··· Given data ···

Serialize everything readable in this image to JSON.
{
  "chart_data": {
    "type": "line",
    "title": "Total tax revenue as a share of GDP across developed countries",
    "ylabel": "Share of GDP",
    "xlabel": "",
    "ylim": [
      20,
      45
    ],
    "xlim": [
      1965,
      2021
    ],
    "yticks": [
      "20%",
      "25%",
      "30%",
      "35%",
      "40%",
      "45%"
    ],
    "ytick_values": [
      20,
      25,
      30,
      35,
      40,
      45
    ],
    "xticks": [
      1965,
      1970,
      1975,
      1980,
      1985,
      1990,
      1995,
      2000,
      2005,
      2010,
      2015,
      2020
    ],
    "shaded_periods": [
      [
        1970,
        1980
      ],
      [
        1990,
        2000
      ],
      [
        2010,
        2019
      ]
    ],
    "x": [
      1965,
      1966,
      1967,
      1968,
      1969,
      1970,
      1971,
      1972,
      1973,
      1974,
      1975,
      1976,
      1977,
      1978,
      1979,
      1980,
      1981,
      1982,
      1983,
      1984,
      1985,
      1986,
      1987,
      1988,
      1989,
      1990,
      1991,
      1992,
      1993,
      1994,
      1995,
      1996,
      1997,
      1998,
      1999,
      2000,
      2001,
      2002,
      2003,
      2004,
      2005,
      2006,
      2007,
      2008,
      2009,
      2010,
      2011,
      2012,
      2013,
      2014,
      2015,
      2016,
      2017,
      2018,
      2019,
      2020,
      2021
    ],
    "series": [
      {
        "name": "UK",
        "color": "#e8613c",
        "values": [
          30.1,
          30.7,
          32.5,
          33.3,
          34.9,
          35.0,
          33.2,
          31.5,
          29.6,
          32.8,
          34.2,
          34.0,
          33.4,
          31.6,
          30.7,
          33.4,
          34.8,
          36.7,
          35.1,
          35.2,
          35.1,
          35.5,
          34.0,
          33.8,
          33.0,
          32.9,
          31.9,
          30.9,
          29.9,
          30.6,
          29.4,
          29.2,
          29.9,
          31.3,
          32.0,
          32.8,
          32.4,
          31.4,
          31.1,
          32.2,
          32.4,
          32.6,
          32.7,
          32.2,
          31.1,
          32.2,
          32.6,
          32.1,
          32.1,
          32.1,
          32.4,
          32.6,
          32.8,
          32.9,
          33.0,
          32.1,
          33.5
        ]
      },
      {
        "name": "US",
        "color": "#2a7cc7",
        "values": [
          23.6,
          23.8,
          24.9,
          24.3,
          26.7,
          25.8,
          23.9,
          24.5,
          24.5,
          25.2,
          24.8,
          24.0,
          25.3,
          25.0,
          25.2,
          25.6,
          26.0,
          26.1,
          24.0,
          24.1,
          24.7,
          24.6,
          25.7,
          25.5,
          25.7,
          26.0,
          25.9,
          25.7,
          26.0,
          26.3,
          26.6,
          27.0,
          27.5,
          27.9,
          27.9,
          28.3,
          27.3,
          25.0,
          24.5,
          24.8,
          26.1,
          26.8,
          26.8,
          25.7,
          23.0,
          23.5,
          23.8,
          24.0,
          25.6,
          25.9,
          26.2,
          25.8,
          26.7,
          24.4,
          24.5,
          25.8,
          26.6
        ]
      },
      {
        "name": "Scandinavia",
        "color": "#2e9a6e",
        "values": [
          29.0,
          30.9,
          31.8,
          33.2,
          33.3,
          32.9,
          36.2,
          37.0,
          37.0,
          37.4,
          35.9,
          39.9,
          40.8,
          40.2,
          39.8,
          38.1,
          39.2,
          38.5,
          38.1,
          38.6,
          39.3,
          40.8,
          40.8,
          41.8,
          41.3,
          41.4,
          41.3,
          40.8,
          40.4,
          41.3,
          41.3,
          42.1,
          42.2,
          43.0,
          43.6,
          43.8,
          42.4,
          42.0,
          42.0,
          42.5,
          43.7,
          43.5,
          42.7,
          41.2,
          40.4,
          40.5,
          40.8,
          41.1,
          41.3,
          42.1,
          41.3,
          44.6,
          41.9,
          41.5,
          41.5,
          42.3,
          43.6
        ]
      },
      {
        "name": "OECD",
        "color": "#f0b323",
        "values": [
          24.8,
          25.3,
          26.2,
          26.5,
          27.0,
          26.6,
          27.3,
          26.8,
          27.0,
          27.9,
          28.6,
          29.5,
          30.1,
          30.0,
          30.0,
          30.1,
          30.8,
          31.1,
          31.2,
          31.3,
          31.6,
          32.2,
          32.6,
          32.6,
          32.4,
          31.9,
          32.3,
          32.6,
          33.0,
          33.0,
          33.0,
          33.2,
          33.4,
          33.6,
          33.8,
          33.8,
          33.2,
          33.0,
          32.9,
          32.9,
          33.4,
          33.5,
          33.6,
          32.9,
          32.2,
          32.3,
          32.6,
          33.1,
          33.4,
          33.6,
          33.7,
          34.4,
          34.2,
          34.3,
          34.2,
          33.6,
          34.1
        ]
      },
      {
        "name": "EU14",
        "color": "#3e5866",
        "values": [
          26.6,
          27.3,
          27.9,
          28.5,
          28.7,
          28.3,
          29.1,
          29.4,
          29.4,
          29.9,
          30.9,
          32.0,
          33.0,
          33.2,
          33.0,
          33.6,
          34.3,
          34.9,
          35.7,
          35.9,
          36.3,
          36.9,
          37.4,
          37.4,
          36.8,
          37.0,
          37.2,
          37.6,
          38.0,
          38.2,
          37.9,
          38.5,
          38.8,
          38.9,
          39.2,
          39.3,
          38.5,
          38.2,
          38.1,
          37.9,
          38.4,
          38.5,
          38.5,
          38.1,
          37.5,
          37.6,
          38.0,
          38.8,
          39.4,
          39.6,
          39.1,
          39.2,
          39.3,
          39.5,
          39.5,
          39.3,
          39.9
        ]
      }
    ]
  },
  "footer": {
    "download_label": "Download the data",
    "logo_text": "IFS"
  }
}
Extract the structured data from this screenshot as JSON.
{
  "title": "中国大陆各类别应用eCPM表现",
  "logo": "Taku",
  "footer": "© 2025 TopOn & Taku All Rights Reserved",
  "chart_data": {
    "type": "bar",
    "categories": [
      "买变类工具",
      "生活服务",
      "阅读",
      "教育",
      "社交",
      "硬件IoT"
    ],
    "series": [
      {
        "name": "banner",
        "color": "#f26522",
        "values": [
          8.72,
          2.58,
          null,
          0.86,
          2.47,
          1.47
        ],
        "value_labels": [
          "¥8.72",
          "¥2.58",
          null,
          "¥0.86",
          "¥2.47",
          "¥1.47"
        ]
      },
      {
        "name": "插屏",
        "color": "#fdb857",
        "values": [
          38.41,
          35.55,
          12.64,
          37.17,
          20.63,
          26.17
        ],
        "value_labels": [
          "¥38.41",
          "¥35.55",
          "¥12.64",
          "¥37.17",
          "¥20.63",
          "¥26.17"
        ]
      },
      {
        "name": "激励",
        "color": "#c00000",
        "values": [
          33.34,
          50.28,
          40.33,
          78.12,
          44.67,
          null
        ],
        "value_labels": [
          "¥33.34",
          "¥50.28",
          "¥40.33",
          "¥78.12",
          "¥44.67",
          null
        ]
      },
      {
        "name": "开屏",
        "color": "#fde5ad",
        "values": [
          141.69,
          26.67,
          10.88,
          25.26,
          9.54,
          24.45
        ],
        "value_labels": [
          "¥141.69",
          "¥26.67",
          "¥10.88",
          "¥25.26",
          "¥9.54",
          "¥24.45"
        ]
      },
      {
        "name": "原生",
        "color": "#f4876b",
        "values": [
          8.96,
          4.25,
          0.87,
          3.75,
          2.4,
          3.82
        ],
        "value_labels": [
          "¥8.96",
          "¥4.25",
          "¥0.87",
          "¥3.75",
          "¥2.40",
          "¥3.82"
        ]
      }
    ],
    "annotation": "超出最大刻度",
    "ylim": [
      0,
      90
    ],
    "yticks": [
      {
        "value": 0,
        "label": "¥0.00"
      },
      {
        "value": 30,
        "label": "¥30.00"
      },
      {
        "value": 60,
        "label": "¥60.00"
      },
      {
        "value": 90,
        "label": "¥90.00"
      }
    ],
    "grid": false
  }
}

···

* **Directions**
Look through the entries above for the word "footer". Copy every line where it shows up.

* **Answer to this exercise**
  "footer": {
  "footer": "© 2025 TopOn & Taku All Rights Reserved",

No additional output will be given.